[Layout element annotations]
────────────────────────────────────────

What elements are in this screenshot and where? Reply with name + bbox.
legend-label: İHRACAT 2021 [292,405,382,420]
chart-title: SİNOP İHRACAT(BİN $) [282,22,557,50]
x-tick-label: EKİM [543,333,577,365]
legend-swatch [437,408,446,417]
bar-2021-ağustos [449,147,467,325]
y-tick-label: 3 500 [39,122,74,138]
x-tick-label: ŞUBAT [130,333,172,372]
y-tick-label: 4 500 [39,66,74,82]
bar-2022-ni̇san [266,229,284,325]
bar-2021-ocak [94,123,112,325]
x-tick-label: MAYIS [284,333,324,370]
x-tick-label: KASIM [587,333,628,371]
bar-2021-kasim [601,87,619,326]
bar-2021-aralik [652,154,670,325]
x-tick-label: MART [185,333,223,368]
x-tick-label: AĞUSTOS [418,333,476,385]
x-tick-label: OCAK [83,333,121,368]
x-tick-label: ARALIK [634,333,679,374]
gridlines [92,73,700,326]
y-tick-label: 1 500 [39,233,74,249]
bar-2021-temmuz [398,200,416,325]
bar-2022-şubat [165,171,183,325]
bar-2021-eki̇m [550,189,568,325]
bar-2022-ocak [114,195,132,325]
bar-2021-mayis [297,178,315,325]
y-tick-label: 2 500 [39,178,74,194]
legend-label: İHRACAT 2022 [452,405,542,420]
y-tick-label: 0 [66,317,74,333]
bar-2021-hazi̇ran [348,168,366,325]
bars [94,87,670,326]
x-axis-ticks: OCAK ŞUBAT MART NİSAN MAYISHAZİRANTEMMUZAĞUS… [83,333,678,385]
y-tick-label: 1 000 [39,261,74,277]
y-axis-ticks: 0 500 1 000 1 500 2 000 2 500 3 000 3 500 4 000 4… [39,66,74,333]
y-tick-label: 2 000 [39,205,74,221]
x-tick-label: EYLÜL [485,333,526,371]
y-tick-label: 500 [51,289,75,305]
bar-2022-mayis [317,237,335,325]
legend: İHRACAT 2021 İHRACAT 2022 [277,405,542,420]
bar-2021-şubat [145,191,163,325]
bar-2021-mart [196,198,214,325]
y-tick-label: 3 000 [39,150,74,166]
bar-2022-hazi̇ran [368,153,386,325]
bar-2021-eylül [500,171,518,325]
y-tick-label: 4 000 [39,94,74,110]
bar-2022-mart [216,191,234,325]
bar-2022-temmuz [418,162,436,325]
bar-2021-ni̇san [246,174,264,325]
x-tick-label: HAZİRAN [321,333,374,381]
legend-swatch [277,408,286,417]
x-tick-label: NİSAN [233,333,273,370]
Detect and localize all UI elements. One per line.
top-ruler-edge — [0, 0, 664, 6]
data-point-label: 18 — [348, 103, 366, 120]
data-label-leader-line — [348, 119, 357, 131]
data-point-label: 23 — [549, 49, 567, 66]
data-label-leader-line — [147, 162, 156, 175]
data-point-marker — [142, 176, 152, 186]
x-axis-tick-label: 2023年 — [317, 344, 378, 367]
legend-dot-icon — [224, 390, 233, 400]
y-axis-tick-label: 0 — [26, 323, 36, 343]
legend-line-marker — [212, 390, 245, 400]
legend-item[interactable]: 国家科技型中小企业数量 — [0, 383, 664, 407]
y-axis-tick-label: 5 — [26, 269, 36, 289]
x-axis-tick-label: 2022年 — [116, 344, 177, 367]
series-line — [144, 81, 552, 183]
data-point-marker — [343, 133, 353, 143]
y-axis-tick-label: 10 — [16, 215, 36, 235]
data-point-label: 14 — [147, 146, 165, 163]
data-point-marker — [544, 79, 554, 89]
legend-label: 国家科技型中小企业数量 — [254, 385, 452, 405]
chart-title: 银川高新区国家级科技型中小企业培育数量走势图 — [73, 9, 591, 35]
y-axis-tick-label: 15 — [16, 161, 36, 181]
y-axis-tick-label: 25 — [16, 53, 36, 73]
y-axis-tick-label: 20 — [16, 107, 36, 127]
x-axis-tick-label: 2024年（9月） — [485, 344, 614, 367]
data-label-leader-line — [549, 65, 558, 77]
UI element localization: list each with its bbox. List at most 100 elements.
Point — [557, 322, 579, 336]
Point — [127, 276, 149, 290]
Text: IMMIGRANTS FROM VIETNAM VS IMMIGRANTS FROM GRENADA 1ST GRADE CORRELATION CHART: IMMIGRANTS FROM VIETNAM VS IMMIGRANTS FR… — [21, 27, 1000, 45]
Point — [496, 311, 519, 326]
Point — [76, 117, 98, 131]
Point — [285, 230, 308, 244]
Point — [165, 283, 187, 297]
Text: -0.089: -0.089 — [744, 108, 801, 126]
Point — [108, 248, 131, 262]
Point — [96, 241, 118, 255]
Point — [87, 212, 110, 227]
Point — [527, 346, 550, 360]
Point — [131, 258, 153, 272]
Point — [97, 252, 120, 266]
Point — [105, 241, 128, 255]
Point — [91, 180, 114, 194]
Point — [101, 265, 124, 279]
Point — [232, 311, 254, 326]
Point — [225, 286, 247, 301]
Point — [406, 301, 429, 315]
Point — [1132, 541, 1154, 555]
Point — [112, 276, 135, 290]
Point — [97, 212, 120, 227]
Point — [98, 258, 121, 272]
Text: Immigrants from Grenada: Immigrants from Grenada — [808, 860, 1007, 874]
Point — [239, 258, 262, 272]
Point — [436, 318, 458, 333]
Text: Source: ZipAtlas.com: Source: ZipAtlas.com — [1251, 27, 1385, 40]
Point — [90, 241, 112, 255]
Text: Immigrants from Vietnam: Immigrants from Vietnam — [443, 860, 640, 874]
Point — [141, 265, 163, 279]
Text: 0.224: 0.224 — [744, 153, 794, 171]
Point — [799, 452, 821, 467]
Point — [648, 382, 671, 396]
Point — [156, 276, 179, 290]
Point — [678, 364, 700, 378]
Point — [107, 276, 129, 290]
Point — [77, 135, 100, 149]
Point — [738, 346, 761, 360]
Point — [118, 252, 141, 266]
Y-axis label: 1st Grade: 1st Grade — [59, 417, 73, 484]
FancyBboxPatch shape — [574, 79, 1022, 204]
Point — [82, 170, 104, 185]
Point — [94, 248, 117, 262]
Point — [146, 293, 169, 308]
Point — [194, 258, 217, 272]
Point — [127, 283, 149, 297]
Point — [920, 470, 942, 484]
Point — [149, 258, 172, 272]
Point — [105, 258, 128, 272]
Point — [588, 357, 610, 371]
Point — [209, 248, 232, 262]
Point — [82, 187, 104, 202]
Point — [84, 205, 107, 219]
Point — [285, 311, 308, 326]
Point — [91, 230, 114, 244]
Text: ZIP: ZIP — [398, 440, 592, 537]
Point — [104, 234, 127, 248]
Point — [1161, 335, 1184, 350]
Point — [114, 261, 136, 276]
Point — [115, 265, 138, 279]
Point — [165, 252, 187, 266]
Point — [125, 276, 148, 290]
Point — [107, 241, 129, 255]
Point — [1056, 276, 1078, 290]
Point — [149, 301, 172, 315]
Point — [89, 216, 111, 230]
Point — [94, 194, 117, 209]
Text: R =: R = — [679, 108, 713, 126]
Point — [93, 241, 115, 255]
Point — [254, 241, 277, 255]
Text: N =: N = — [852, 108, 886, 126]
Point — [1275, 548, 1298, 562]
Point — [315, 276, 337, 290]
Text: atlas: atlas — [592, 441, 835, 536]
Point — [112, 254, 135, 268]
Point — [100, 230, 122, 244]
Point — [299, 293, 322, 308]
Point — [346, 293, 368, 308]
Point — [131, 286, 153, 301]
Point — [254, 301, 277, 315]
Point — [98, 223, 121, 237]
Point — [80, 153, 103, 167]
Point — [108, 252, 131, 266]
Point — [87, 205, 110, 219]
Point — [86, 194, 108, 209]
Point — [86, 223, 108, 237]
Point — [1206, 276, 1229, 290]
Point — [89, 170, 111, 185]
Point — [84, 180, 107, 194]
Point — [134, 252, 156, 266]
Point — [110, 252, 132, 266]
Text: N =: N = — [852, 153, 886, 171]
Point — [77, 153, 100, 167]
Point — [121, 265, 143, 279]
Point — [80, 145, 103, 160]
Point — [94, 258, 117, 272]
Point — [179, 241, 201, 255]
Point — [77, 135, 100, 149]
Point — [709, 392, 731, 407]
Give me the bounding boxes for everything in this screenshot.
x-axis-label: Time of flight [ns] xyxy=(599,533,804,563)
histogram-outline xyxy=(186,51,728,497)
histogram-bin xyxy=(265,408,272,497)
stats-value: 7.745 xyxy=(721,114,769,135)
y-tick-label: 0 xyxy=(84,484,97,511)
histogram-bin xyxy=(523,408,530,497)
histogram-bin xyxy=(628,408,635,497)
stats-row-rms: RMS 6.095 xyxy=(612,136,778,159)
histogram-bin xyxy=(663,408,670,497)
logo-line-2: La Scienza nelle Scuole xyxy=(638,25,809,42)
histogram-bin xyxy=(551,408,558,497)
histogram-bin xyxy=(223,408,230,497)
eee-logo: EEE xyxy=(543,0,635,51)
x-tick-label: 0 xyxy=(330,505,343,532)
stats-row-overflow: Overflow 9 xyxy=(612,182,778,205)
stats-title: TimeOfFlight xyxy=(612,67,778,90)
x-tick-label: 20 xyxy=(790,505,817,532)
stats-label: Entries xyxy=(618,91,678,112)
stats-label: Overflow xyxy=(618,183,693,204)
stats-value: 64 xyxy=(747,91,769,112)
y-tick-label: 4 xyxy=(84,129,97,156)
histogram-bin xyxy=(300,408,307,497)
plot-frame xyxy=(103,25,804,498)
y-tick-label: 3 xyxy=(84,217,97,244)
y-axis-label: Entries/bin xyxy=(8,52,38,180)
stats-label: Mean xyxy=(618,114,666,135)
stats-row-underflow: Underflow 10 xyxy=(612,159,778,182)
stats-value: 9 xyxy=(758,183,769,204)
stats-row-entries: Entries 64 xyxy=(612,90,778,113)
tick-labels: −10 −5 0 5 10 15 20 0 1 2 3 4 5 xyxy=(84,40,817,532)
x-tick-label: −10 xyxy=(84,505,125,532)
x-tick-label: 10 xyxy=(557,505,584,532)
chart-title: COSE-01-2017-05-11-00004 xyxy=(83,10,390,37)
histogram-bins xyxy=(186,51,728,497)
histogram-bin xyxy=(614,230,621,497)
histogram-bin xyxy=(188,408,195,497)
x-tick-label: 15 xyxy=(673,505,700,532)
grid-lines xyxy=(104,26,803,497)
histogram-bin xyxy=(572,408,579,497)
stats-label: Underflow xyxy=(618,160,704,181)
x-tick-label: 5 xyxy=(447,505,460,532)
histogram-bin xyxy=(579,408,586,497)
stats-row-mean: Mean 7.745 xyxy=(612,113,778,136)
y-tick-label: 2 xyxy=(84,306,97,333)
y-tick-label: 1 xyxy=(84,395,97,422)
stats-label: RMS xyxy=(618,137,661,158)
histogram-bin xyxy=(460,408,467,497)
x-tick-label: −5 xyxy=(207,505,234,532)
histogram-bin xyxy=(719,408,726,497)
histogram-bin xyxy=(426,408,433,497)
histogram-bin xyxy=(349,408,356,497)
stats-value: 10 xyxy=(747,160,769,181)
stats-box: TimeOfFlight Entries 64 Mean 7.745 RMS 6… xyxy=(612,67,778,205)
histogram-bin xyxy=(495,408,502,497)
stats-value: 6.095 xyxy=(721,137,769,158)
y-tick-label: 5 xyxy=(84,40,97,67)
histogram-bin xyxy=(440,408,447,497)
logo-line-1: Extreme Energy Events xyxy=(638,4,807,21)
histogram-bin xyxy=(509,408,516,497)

────────────────────────────────────────

Exercise: Write out the data from its first line through the line that contains "y-tick-label: 2 000 [39,205,74,221]", including both of those lines and reproducing each one without any change.

Solution:
What elements are in this screenshot and where? Reply with name + bbox.
legend-label: İHRACAT 2021 [292,405,382,420]
chart-title: SİNOP İHRACAT(BİN $) [282,22,557,50]
x-tick-label: EKİM [543,333,577,365]
legend-swatch [437,408,446,417]
bar-2021-ağustos [449,147,467,325]
y-tick-label: 3 500 [39,122,74,138]
x-tick-label: ŞUBAT [130,333,172,372]
y-tick-label: 4 500 [39,66,74,82]
bar-2022-ni̇san [266,229,284,325]
bar-2021-ocak [94,123,112,325]
x-tick-label: MAYIS [284,333,324,370]
x-tick-label: KASIM [587,333,628,371]
bar-2021-kasim [601,87,619,326]
bar-2021-aralik [652,154,670,325]
x-tick-label: MART [185,333,223,368]
x-tick-label: AĞUSTOS [418,333,476,385]
x-tick-label: OCAK [83,333,121,368]
x-tick-label: ARALIK [634,333,679,374]
gridlines [92,73,700,326]
y-tick-label: 1 500 [39,233,74,249]
bar-2021-temmuz [398,200,416,325]
bar-2022-şubat [165,171,183,325]
bar-2021-eki̇m [550,189,568,325]
bar-2022-ocak [114,195,132,325]
bar-2021-mayis [297,178,315,325]
y-tick-label: 2 500 [39,178,74,194]
legend-label: İHRACAT 2022 [452,405,542,420]
y-tick-label: 0 [66,317,74,333]
bar-2021-hazi̇ran [348,168,366,325]
bars [94,87,670,326]
x-axis-ticks: OCAK ŞUBAT MART NİSAN MAYISHAZİRANTEMMUZAĞUS… [83,333,678,385]
y-tick-label: 1 000 [39,261,74,277]
y-axis-ticks: 0 500 1 000 1 500 2 000 2 500 3 000 3 500 4 000 4… [39,66,74,333]
y-tick-label: 2 000 [39,205,74,221]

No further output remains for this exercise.